EXERCISE DATA:
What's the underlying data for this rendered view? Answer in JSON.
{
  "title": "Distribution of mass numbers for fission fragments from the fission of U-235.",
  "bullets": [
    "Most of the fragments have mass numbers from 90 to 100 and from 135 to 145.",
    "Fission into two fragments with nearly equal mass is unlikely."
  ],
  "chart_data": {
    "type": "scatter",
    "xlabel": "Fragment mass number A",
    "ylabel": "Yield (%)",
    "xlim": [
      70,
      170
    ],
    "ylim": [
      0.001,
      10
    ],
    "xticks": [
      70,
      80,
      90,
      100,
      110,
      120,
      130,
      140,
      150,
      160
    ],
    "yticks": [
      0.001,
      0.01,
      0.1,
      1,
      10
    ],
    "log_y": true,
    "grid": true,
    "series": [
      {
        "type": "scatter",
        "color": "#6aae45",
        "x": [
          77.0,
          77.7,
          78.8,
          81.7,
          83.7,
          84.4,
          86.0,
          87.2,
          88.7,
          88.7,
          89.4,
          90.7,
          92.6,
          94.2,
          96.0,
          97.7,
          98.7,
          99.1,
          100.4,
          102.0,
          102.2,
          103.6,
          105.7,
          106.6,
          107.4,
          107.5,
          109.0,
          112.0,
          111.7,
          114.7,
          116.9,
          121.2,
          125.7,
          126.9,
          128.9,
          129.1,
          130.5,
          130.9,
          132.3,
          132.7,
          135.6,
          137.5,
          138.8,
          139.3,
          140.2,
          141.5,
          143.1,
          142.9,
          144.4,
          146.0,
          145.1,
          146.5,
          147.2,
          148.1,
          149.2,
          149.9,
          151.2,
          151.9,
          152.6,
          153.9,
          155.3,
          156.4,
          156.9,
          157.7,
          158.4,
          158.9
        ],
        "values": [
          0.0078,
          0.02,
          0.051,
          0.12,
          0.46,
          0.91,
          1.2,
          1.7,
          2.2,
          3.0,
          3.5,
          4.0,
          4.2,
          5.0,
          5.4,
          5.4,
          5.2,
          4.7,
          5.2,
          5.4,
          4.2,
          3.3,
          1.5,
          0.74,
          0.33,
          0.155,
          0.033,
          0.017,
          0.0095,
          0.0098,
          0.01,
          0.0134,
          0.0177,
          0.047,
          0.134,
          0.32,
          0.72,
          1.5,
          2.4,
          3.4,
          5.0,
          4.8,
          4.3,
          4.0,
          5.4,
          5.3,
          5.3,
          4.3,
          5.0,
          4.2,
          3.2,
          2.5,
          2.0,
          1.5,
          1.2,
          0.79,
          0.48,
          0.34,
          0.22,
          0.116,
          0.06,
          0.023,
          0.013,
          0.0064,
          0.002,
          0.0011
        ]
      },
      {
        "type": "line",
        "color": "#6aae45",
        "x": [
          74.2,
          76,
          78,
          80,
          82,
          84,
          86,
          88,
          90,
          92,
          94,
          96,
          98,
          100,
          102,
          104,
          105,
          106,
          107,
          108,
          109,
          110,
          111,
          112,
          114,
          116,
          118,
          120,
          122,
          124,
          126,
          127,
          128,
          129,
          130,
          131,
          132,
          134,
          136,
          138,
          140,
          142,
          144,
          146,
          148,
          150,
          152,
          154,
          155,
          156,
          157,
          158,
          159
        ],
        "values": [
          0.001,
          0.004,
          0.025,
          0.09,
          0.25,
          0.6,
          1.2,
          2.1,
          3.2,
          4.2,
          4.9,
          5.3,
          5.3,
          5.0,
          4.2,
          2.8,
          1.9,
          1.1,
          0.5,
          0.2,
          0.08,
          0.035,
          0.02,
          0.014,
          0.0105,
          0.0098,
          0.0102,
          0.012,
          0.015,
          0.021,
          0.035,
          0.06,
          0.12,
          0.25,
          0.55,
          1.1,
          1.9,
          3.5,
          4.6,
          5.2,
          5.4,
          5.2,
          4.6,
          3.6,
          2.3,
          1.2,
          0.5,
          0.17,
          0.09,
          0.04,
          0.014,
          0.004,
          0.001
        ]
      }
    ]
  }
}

STATED GOAL:
The listing above should be transcribed in full, exactly as written.

RESPONSE TO THIS TASK:
What's the underlying data for this rendered view? Answer in JSON.
{
  "title": "Distribution of mass numbers for fission fragments from the fission of U-235.",
  "bullets": [
    "Most of the fragments have mass numbers from 90 to 100 and from 135 to 145.",
    "Fission into two fragments with nearly equal mass is unlikely."
  ],
  "chart_data": {
    "type": "scatter",
    "xlabel": "Fragment mass number A",
    "ylabel": "Yield (%)",
    "xlim": [
      70,
      170
    ],
    "ylim": [
      0.001,
      10
    ],
    "xticks": [
      70,
      80,
      90,
      100,
      110,
      120,
      130,
      140,
      150,
      160
    ],
    "yticks": [
      0.001,
      0.01,
      0.1,
      1,
      10
    ],
    "log_y": true,
    "grid": true,
    "series": [
      {
        "type": "scatter",
        "color": "#6aae45",
        "x": [
          77.0,
          77.7,
          78.8,
          81.7,
          83.7,
          84.4,
          86.0,
          87.2,
          88.7,
          88.7,
          89.4,
          90.7,
          92.6,
          94.2,
          96.0,
          97.7,
          98.7,
          99.1,
          100.4,
          102.0,
          102.2,
          103.6,
          105.7,
          106.6,
          107.4,
          107.5,
          109.0,
          112.0,
          111.7,
          114.7,
          116.9,
          121.2,
          125.7,
          126.9,
          128.9,
          129.1,
          130.5,
          130.9,
          132.3,
          132.7,
          135.6,
          137.5,
          138.8,
          139.3,
          140.2,
          141.5,
          143.1,
          142.9,
          144.4,
          146.0,
          145.1,
          146.5,
          147.2,
          148.1,
          149.2,
          149.9,
          151.2,
          151.9,
          152.6,
          153.9,
          155.3,
          156.4,
          156.9,
          157.7,
          158.4,
          158.9
        ],
        "values": [
          0.0078,
          0.02,
          0.051,
          0.12,
          0.46,
          0.91,
          1.2,
          1.7,
          2.2,
          3.0,
          3.5,
          4.0,
          4.2,
          5.0,
          5.4,
          5.4,
          5.2,
          4.7,
          5.2,
          5.4,
          4.2,
          3.3,
          1.5,
          0.74,
          0.33,
          0.155,
          0.033,
          0.017,
          0.0095,
          0.0098,
          0.01,
          0.0134,
          0.0177,
          0.047,
          0.134,
          0.32,
          0.72,
          1.5,
          2.4,
          3.4,
          5.0,
          4.8,
          4.3,
          4.0,
          5.4,
          5.3,
          5.3,
          4.3,
          5.0,
          4.2,
          3.2,
          2.5,
          2.0,
          1.5,
          1.2,
          0.79,
          0.48,
          0.34,
          0.22,
          0.116,
          0.06,
          0.023,
          0.013,
          0.0064,
          0.002,
          0.0011
        ]
      },
      {
        "type": "line",
        "color": "#6aae45",
        "x": [
          74.2,
          76,
          78,
          80,
          82,
          84,
          86,
          88,
          90,
          92,
          94,
          96,
          98,
          100,
          102,
          104,
          105,
          106,
          107,
          108,
          109,
          110,
          111,
          112,
          114,
          116,
          118,
          120,
          122,
          124,
          126,
          127,
          128,
          129,
          130,
          131,
          132,
          134,
          136,
          138,
          140,
          142,
          144,
          146,
          148,
          150,
          152,
          154,
          155,
          156,
          157,
          158,
          159
        ],
        "values": [
          0.001,
          0.004,
          0.025,
          0.09,
          0.25,
          0.6,
          1.2,
          2.1,
          3.2,
          4.2,
          4.9,
          5.3,
          5.3,
          5.0,
          4.2,
          2.8,
          1.9,
          1.1,
          0.5,
          0.2,
          0.08,
          0.035,
          0.02,
          0.014,
          0.0105,
          0.0098,
          0.0102,
          0.012,
          0.015,
          0.021,
          0.035,
          0.06,
          0.12,
          0.25,
          0.55,
          1.1,
          1.9,
          3.5,
          4.6,
          5.2,
          5.4,
          5.2,
          4.6,
          3.6,
          2.3,
          1.2,
          0.5,
          0.17,
          0.09,
          0.04,
          0.014,
          0.004,
          0.001
        ]
      }
    ]
  }
}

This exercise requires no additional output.